-- Page text follows --

Bed Bath & Beyond to cut workers and close 150 stores
Bed Bath & Beyond on Wednesday said it is cutting 20% of its corporate and supply-chain staff and closing 150 poor-performing stores as it seeks to cut costs amid a sales slump. Shares of the company plunged 25% in morning trading.
The company also said it has lined up $500 million in new financing, including a $375 million loan. It also announced plans to sell more shares to the public, with the proceeds directed toward paying down debt. The retailer added that its second-quarter same-store sales crumbled about 26% compared with the year-earlier period.
Bed Bath & Beyond has been struggling with declining sales and mounting losses as consumers have shifted to competitors. Earlier this year, GlobalData analyst Neil Saunders noted in a research report that the chain's stores are "rather messy and lack basic merchandising discipline." While its shares had attracted meme-stock traders, the retailer lost one of its big investors earlier this month when Ryan Cohen, the billionaire founder of online pet food company Chewy, sold his stake.

-- Page text concluded --

*Work order 1*
Rewrite the part of the Bed Bath & Beyond report starting with "Bed Bath & Beyond has" and going on through "sold his stake.", putting "client note" in place of "research report".
*Work order 2*
Extend the news report on Bed Bath & Beyond's store closures with the next part, picking up after its final sentence.
The material after this point has no connection to the news report on Bed Bath & Beyond's store closures.

-- Given records follows --

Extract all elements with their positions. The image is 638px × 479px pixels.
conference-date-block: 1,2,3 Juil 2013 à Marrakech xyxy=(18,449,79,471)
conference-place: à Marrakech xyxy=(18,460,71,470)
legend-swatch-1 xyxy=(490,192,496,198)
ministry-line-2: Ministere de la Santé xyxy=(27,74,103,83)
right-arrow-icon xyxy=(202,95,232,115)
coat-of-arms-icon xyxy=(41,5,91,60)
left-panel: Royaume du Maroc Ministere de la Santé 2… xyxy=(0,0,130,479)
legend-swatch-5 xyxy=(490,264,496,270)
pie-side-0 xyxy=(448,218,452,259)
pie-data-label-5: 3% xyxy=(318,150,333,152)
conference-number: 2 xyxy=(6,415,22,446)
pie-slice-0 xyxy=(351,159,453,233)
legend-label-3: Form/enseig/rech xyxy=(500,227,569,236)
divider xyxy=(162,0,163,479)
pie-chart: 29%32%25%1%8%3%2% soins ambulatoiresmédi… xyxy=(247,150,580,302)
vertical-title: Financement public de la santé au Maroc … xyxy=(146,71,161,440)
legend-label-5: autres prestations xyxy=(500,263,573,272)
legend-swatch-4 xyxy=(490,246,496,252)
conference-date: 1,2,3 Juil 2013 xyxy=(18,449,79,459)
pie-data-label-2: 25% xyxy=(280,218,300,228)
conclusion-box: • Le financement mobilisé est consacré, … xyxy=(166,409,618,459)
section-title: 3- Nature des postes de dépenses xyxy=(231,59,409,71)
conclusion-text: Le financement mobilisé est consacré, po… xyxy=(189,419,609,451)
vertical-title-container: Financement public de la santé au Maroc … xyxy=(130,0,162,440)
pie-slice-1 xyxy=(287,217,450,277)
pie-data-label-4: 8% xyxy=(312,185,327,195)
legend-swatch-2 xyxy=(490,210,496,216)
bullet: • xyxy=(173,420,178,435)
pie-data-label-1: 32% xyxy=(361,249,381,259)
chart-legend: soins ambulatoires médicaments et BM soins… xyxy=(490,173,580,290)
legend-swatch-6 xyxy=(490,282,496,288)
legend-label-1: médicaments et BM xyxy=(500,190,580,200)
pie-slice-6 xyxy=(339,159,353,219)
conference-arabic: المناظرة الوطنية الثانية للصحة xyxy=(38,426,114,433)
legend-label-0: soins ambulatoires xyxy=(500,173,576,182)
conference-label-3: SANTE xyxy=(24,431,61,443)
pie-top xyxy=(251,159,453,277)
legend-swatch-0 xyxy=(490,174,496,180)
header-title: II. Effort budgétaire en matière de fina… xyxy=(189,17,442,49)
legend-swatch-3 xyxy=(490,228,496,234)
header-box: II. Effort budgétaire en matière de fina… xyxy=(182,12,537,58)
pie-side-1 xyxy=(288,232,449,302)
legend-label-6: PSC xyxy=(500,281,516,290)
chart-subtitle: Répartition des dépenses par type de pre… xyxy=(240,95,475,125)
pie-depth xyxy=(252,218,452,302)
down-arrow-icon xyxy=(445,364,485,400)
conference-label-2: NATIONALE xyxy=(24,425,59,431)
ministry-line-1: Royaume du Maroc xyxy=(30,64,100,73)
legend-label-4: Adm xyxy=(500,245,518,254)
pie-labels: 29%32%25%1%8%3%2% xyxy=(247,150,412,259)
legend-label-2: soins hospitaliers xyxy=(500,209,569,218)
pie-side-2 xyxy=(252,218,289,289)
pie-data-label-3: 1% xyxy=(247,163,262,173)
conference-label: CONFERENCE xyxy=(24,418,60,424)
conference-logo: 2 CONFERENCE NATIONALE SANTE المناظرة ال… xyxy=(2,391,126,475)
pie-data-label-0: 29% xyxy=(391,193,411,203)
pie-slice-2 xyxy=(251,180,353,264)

-- Given records concluded --

*Answer area 1*
Bed Bath & Beyond has been struggling with declining sales and mounting losses as consumers have shifted to competitors. Earlier this year, GlobalData analyst Neil Saunders noted in a client note that the chain's stores are "rather messy and lack basic merchandising discipline." While its shares had attracted meme-stock traders, the retailer lost one of its big investors earlier this month when Ryan Cohen, the billionaire founder of online pet food company Chewy, sold his stake.

*Answer area 2*
The retailer is overhauling its strategy and operations at a time when consumers are cutting back on spending amid high inflation and weaker household finances, noted Saunders in a research note Wednesday.
"Bed Bath & Beyond is reinventing itself at the worst possible time," Saunders wrote. "Indeed, the preliminary second quarter results – with a catastrophic sales decline of 26% — underline the extent of the problem."
Bed Bath & Beyond said it will also streamline its store brands by discontinuing three of its nine labels: Haven, Wild Sage and Studio 3B.
The company has almost 1,000 locations, which means that it will be shuttering about 15% of its stores, according to FactSet.